_PROBLEM DETAILS_. In the entries, find all lines that hold the word "there" and copy them.

_MATERIAL_.
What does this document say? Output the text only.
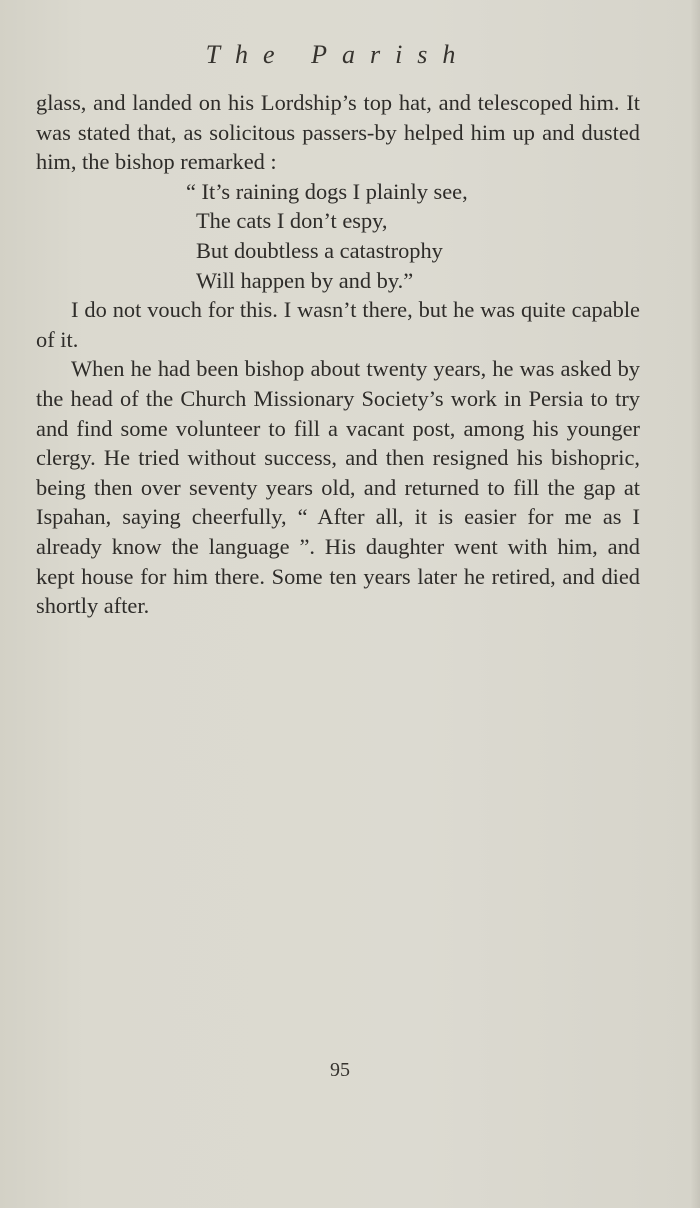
The Parish

glass, and landed on his Lordship’s top hat, and telescoped him. It was stated that, as solicitous passers-by helped him up and dusted him, the bishop remarked :

“ It’s raining dogs I plainly see,
The cats I don’t espy,
But doubtless a catastrophy
Will happen by and by.”

I do not vouch for this. I wasn’t there, but he was quite capable of it.

When he had been bishop about twenty years, he was asked by the head of the Church Missionary Society’s work in Persia to try and find some volunteer to fill a vacant post, among his younger clergy. He tried without success, and then resigned his bishopric, being then over seventy years old, and returned to fill the gap at Ispahan, saying cheerfully, “ After all, it is easier for me as I already know the language ”. His daughter went with him, and kept house for him there. Some ten years later he retired, and died shortly after.

95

_SOLUTION TO THIS EXERCISE_.
I do not vouch for this. I wasn’t there, but he was quite capable of it.
When he had been bishop about twenty years, he was asked by the head of the Church Missionary Society’s work in Persia to try and find some volunteer to fill a vacant post, among his younger clergy. He tried without success, and then resigned his bishopric, being then over seventy years old, and returned to fill the gap at Ispahan, saying cheerfully, “ After all, it is easier for me as I already know the language ”. His daughter went with him, and kept house for him there. Some ten years later he retired, and died shortly after.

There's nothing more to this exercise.